EXERCISE GOAL → In the data below, locate each line with the word "需要确定以下问题" and list it.

LISTING →
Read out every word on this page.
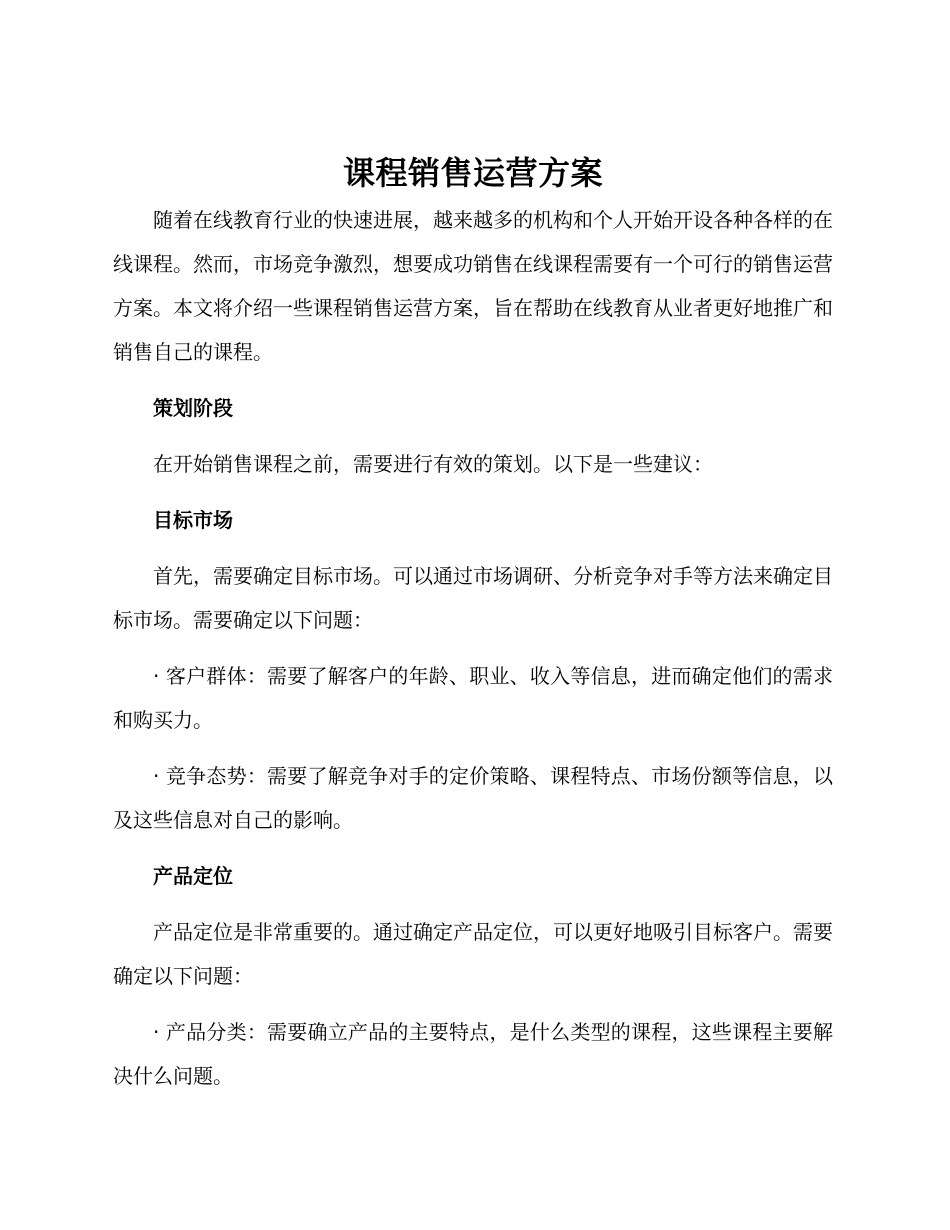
课程销售运营方案

随着在线教育行业的快速进展，越来越多的机构和个人开始开设各种各样的在线课程。然而，市场竞争激烈，想要成功销售在线课程需要有一个可行的销售运营方案。本文将介绍一些课程销售运营方案，旨在帮助在线教育从业者更好地推广和销售自己的课程。

策划阶段

在开始销售课程之前，需要进行有效的策划。以下是一些建议：

目标市场

首先，需要确定目标市场。可以通过市场调研、分析竞争对手等方法来确定目标市场。需要确定以下问题：

· 客户群体：需要了解客户的年龄、职业、收入等信息，进而确定他们的需求和购买力。

· 竞争态势：需要了解竞争对手的定价策略、课程特点、市场份额等信息，以及这些信息对自己的影响。

产品定位

产品定位是非常重要的。通过确定产品定位，可以更好地吸引目标客户。需要确定以下问题：

· 产品分类：需要确立产品的主要特点，是什么类型的课程，这些课程主要解决什么问题。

EXERCISE OUTPUT →
首先，需要确定目标市场。可以通过市场调研、分析竞争对手等方法来确定目标市场。需要确定以下问题：
产品定位是非常重要的。通过确定产品定位，可以更好地吸引目标客户。需要确定以下问题：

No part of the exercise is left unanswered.